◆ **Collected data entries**
----

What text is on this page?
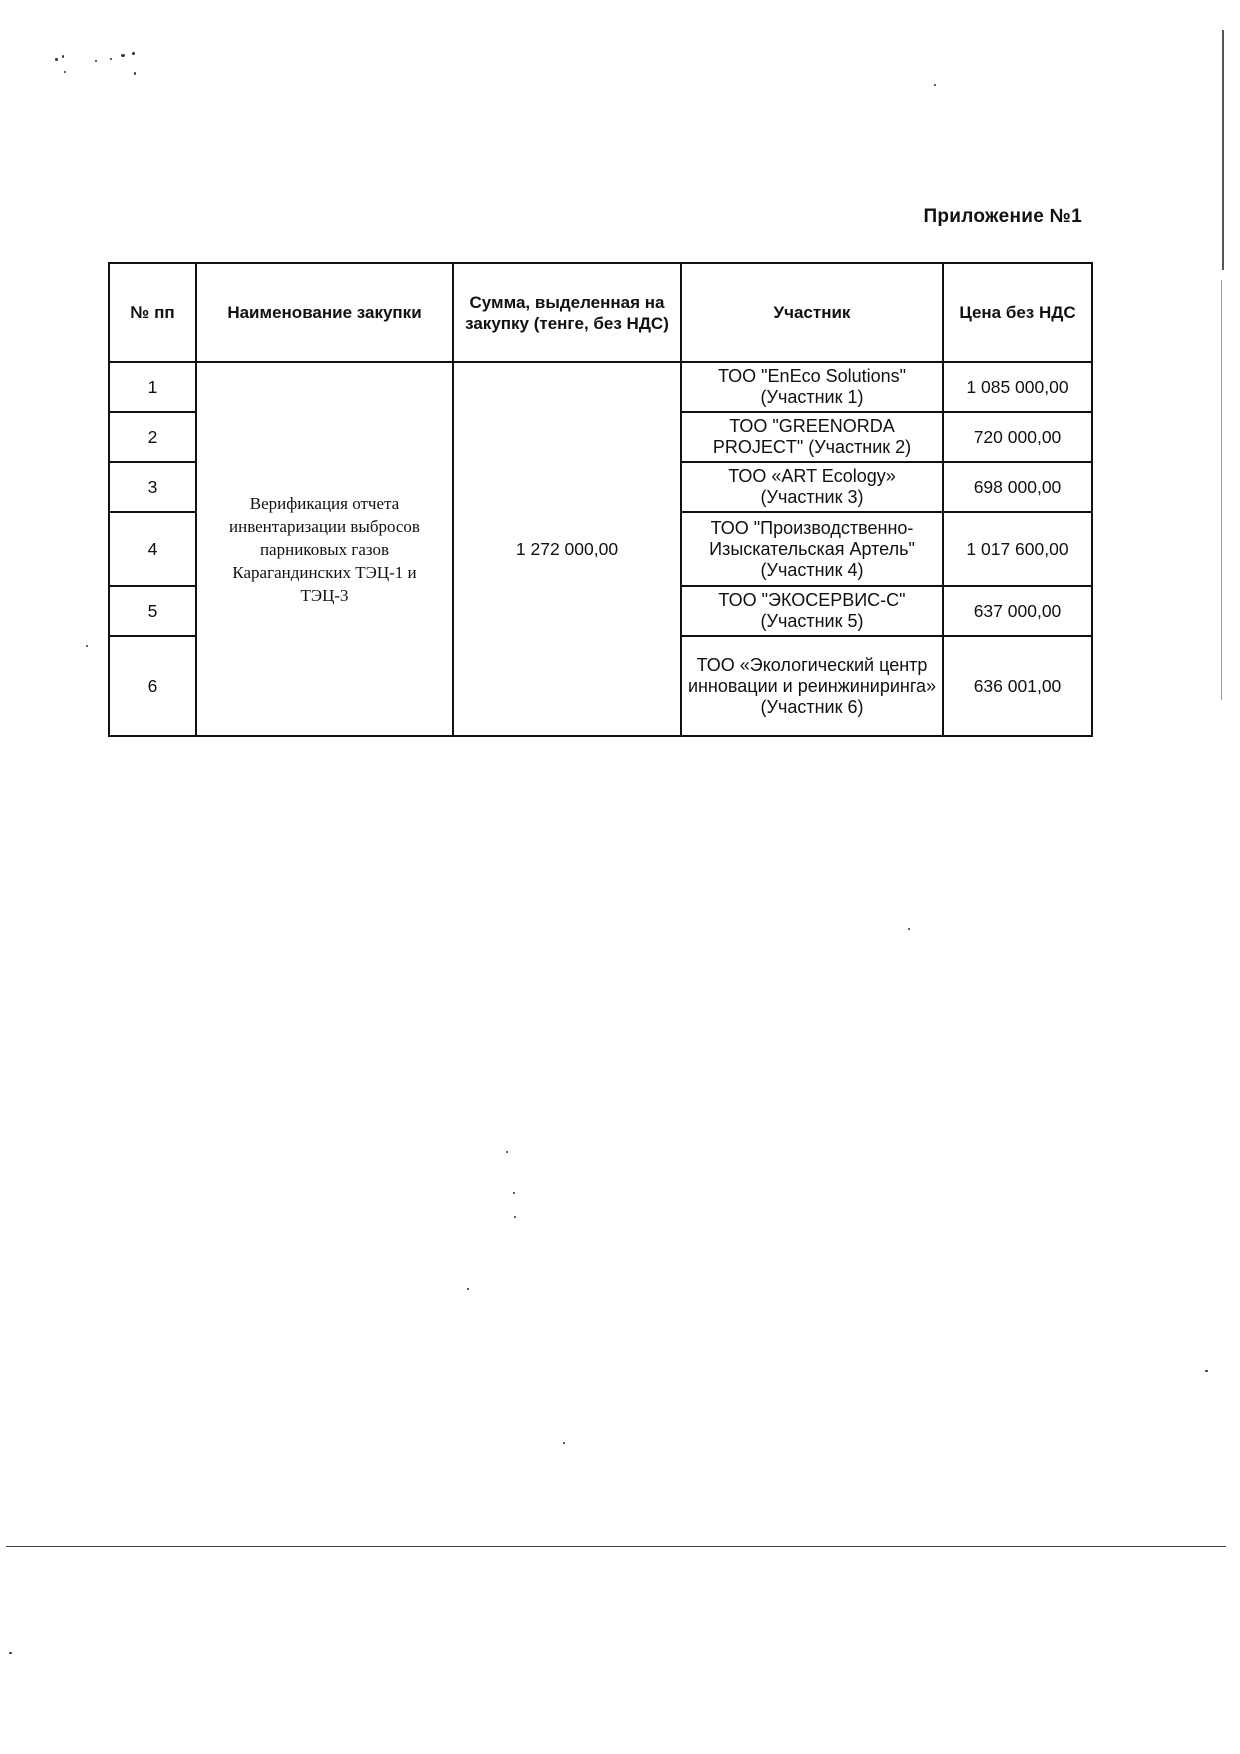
Приложение №1
№ пп	Наименование закупки	Сумма, выделенная на закупку (тенге, без НДС)	Участник	Цена без НДС
1	Верификация отчета инвентаризации выбросов парниковых газов Карагандинских ТЭЦ-1 и ТЭЦ-3	1 272 000,00	ТОО "EnEco Solutions" (Участник 1)	1 085 000,00
2			ТОО "GREENORDA PROJECT" (Участник 2)	720 000,00
3			ТОО «ART Ecology» (Участник 3)	698 000,00
4			ТОО "Производственно-Изыскательская Артель" (Участник 4)	1 017 600,00
5			ТОО "ЭКОСЕРВИС-С" (Участник 5)	637 000,00
6			ТОО «Экологический центр инновации и реинжиниринга» (Участник 6)	636 001,00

----

◆ **PROBLEM REQUIREMENTS**
Transcribe all of the entries word for word, but skip any pictures they contain.

◆ **RESULT**
What text is on this page?
Приложение №1
№ пп	Наименование закупки	Сумма, выделенная на закупку (тенге, без НДС)	Участник	Цена без НДС
1	Верификация отчета инвентаризации выбросов парниковых газов Карагандинских ТЭЦ-1 и ТЭЦ-3	1 272 000,00	ТОО "EnEco Solutions" (Участник 1)	1 085 000,00
2			ТОО "GREENORDA PROJECT" (Участник 2)	720 000,00
3			ТОО «ART Ecology» (Участник 3)	698 000,00
4			ТОО "Производственно-Изыскательская Артель" (Участник 4)	1 017 600,00
5			ТОО "ЭКОСЕРВИС-С" (Участник 5)	637 000,00
6			ТОО «Экологический центр инновации и реинжиниринга» (Участник 6)	636 001,00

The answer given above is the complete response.